* Prompt:
Can you transcribe every entry word for word, skipping the images?

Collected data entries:
•••••

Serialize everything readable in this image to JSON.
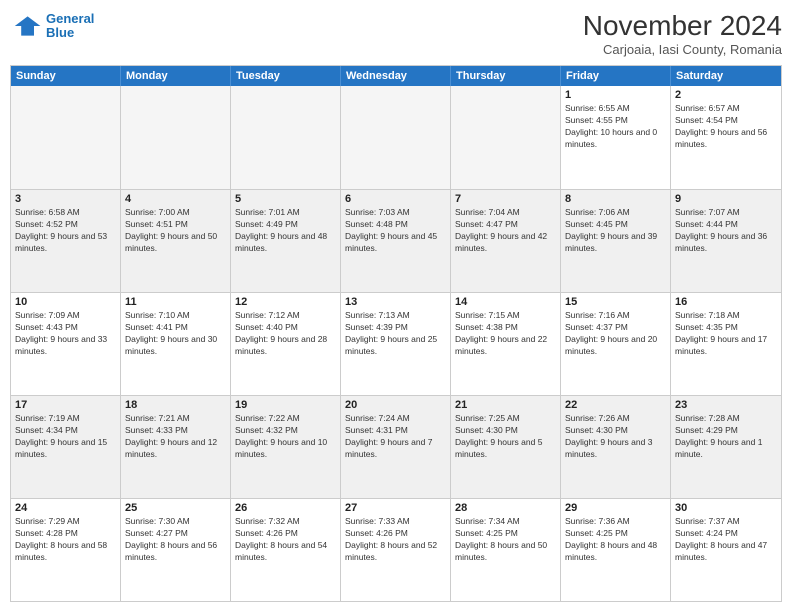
{
  "header": {
    "logo_line1": "General",
    "logo_line2": "Blue",
    "month_title": "November 2024",
    "location": "Carjoaia, Iasi County, Romania"
  },
  "weekdays": [
    "Sunday",
    "Monday",
    "Tuesday",
    "Wednesday",
    "Thursday",
    "Friday",
    "Saturday"
  ],
  "weeks": [
    [
      {
        "day": "",
        "empty": true
      },
      {
        "day": "",
        "empty": true
      },
      {
        "day": "",
        "empty": true
      },
      {
        "day": "",
        "empty": true
      },
      {
        "day": "",
        "empty": true
      },
      {
        "day": "1",
        "sunrise": "6:55 AM",
        "sunset": "4:55 PM",
        "daylight": "10 hours and 0 minutes."
      },
      {
        "day": "2",
        "sunrise": "6:57 AM",
        "sunset": "4:54 PM",
        "daylight": "9 hours and 56 minutes."
      }
    ],
    [
      {
        "day": "3",
        "sunrise": "6:58 AM",
        "sunset": "4:52 PM",
        "daylight": "9 hours and 53 minutes."
      },
      {
        "day": "4",
        "sunrise": "7:00 AM",
        "sunset": "4:51 PM",
        "daylight": "9 hours and 50 minutes."
      },
      {
        "day": "5",
        "sunrise": "7:01 AM",
        "sunset": "4:49 PM",
        "daylight": "9 hours and 48 minutes."
      },
      {
        "day": "6",
        "sunrise": "7:03 AM",
        "sunset": "4:48 PM",
        "daylight": "9 hours and 45 minutes."
      },
      {
        "day": "7",
        "sunrise": "7:04 AM",
        "sunset": "4:47 PM",
        "daylight": "9 hours and 42 minutes."
      },
      {
        "day": "8",
        "sunrise": "7:06 AM",
        "sunset": "4:45 PM",
        "daylight": "9 hours and 39 minutes."
      },
      {
        "day": "9",
        "sunrise": "7:07 AM",
        "sunset": "4:44 PM",
        "daylight": "9 hours and 36 minutes."
      }
    ],
    [
      {
        "day": "10",
        "sunrise": "7:09 AM",
        "sunset": "4:43 PM",
        "daylight": "9 hours and 33 minutes."
      },
      {
        "day": "11",
        "sunrise": "7:10 AM",
        "sunset": "4:41 PM",
        "daylight": "9 hours and 30 minutes."
      },
      {
        "day": "12",
        "sunrise": "7:12 AM",
        "sunset": "4:40 PM",
        "daylight": "9 hours and 28 minutes."
      },
      {
        "day": "13",
        "sunrise": "7:13 AM",
        "sunset": "4:39 PM",
        "daylight": "9 hours and 25 minutes."
      },
      {
        "day": "14",
        "sunrise": "7:15 AM",
        "sunset": "4:38 PM",
        "daylight": "9 hours and 22 minutes."
      },
      {
        "day": "15",
        "sunrise": "7:16 AM",
        "sunset": "4:37 PM",
        "daylight": "9 hours and 20 minutes."
      },
      {
        "day": "16",
        "sunrise": "7:18 AM",
        "sunset": "4:35 PM",
        "daylight": "9 hours and 17 minutes."
      }
    ],
    [
      {
        "day": "17",
        "sunrise": "7:19 AM",
        "sunset": "4:34 PM",
        "daylight": "9 hours and 15 minutes."
      },
      {
        "day": "18",
        "sunrise": "7:21 AM",
        "sunset": "4:33 PM",
        "daylight": "9 hours and 12 minutes."
      },
      {
        "day": "19",
        "sunrise": "7:22 AM",
        "sunset": "4:32 PM",
        "daylight": "9 hours and 10 minutes."
      },
      {
        "day": "20",
        "sunrise": "7:24 AM",
        "sunset": "4:31 PM",
        "daylight": "9 hours and 7 minutes."
      },
      {
        "day": "21",
        "sunrise": "7:25 AM",
        "sunset": "4:30 PM",
        "daylight": "9 hours and 5 minutes."
      },
      {
        "day": "22",
        "sunrise": "7:26 AM",
        "sunset": "4:30 PM",
        "daylight": "9 hours and 3 minutes."
      },
      {
        "day": "23",
        "sunrise": "7:28 AM",
        "sunset": "4:29 PM",
        "daylight": "9 hours and 1 minute."
      }
    ],
    [
      {
        "day": "24",
        "sunrise": "7:29 AM",
        "sunset": "4:28 PM",
        "daylight": "8 hours and 58 minutes."
      },
      {
        "day": "25",
        "sunrise": "7:30 AM",
        "sunset": "4:27 PM",
        "daylight": "8 hours and 56 minutes."
      },
      {
        "day": "26",
        "sunrise": "7:32 AM",
        "sunset": "4:26 PM",
        "daylight": "8 hours and 54 minutes."
      },
      {
        "day": "27",
        "sunrise": "7:33 AM",
        "sunset": "4:26 PM",
        "daylight": "8 hours and 52 minutes."
      },
      {
        "day": "28",
        "sunrise": "7:34 AM",
        "sunset": "4:25 PM",
        "daylight": "8 hours and 50 minutes."
      },
      {
        "day": "29",
        "sunrise": "7:36 AM",
        "sunset": "4:25 PM",
        "daylight": "8 hours and 48 minutes."
      },
      {
        "day": "30",
        "sunrise": "7:37 AM",
        "sunset": "4:24 PM",
        "daylight": "8 hours and 47 minutes."
      }
    ]
  ]
}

•••••

* Result:
Serialize everything readable in this image to JSON.
{
  "header": {
    "logo_line1": "General",
    "logo_line2": "Blue",
    "month_title": "November 2024",
    "location": "Carjoaia, Iasi County, Romania"
  },
  "weekdays": [
    "Sunday",
    "Monday",
    "Tuesday",
    "Wednesday",
    "Thursday",
    "Friday",
    "Saturday"
  ],
  "weeks": [
    [
      {
        "day": "",
        "empty": true
      },
      {
        "day": "",
        "empty": true
      },
      {
        "day": "",
        "empty": true
      },
      {
        "day": "",
        "empty": true
      },
      {
        "day": "",
        "empty": true
      },
      {
        "day": "1",
        "sunrise": "6:55 AM",
        "sunset": "4:55 PM",
        "daylight": "10 hours and 0 minutes."
      },
      {
        "day": "2",
        "sunrise": "6:57 AM",
        "sunset": "4:54 PM",
        "daylight": "9 hours and 56 minutes."
      }
    ],
    [
      {
        "day": "3",
        "sunrise": "6:58 AM",
        "sunset": "4:52 PM",
        "daylight": "9 hours and 53 minutes."
      },
      {
        "day": "4",
        "sunrise": "7:00 AM",
        "sunset": "4:51 PM",
        "daylight": "9 hours and 50 minutes."
      },
      {
        "day": "5",
        "sunrise": "7:01 AM",
        "sunset": "4:49 PM",
        "daylight": "9 hours and 48 minutes."
      },
      {
        "day": "6",
        "sunrise": "7:03 AM",
        "sunset": "4:48 PM",
        "daylight": "9 hours and 45 minutes."
      },
      {
        "day": "7",
        "sunrise": "7:04 AM",
        "sunset": "4:47 PM",
        "daylight": "9 hours and 42 minutes."
      },
      {
        "day": "8",
        "sunrise": "7:06 AM",
        "sunset": "4:45 PM",
        "daylight": "9 hours and 39 minutes."
      },
      {
        "day": "9",
        "sunrise": "7:07 AM",
        "sunset": "4:44 PM",
        "daylight": "9 hours and 36 minutes."
      }
    ],
    [
      {
        "day": "10",
        "sunrise": "7:09 AM",
        "sunset": "4:43 PM",
        "daylight": "9 hours and 33 minutes."
      },
      {
        "day": "11",
        "sunrise": "7:10 AM",
        "sunset": "4:41 PM",
        "daylight": "9 hours and 30 minutes."
      },
      {
        "day": "12",
        "sunrise": "7:12 AM",
        "sunset": "4:40 PM",
        "daylight": "9 hours and 28 minutes."
      },
      {
        "day": "13",
        "sunrise": "7:13 AM",
        "sunset": "4:39 PM",
        "daylight": "9 hours and 25 minutes."
      },
      {
        "day": "14",
        "sunrise": "7:15 AM",
        "sunset": "4:38 PM",
        "daylight": "9 hours and 22 minutes."
      },
      {
        "day": "15",
        "sunrise": "7:16 AM",
        "sunset": "4:37 PM",
        "daylight": "9 hours and 20 minutes."
      },
      {
        "day": "16",
        "sunrise": "7:18 AM",
        "sunset": "4:35 PM",
        "daylight": "9 hours and 17 minutes."
      }
    ],
    [
      {
        "day": "17",
        "sunrise": "7:19 AM",
        "sunset": "4:34 PM",
        "daylight": "9 hours and 15 minutes."
      },
      {
        "day": "18",
        "sunrise": "7:21 AM",
        "sunset": "4:33 PM",
        "daylight": "9 hours and 12 minutes."
      },
      {
        "day": "19",
        "sunrise": "7:22 AM",
        "sunset": "4:32 PM",
        "daylight": "9 hours and 10 minutes."
      },
      {
        "day": "20",
        "sunrise": "7:24 AM",
        "sunset": "4:31 PM",
        "daylight": "9 hours and 7 minutes."
      },
      {
        "day": "21",
        "sunrise": "7:25 AM",
        "sunset": "4:30 PM",
        "daylight": "9 hours and 5 minutes."
      },
      {
        "day": "22",
        "sunrise": "7:26 AM",
        "sunset": "4:30 PM",
        "daylight": "9 hours and 3 minutes."
      },
      {
        "day": "23",
        "sunrise": "7:28 AM",
        "sunset": "4:29 PM",
        "daylight": "9 hours and 1 minute."
      }
    ],
    [
      {
        "day": "24",
        "sunrise": "7:29 AM",
        "sunset": "4:28 PM",
        "daylight": "8 hours and 58 minutes."
      },
      {
        "day": "25",
        "sunrise": "7:30 AM",
        "sunset": "4:27 PM",
        "daylight": "8 hours and 56 minutes."
      },
      {
        "day": "26",
        "sunrise": "7:32 AM",
        "sunset": "4:26 PM",
        "daylight": "8 hours and 54 minutes."
      },
      {
        "day": "27",
        "sunrise": "7:33 AM",
        "sunset": "4:26 PM",
        "daylight": "8 hours and 52 minutes."
      },
      {
        "day": "28",
        "sunrise": "7:34 AM",
        "sunset": "4:25 PM",
        "daylight": "8 hours and 50 minutes."
      },
      {
        "day": "29",
        "sunrise": "7:36 AM",
        "sunset": "4:25 PM",
        "daylight": "8 hours and 48 minutes."
      },
      {
        "day": "30",
        "sunrise": "7:37 AM",
        "sunset": "4:24 PM",
        "daylight": "8 hours and 47 minutes."
      }
    ]
  ]
}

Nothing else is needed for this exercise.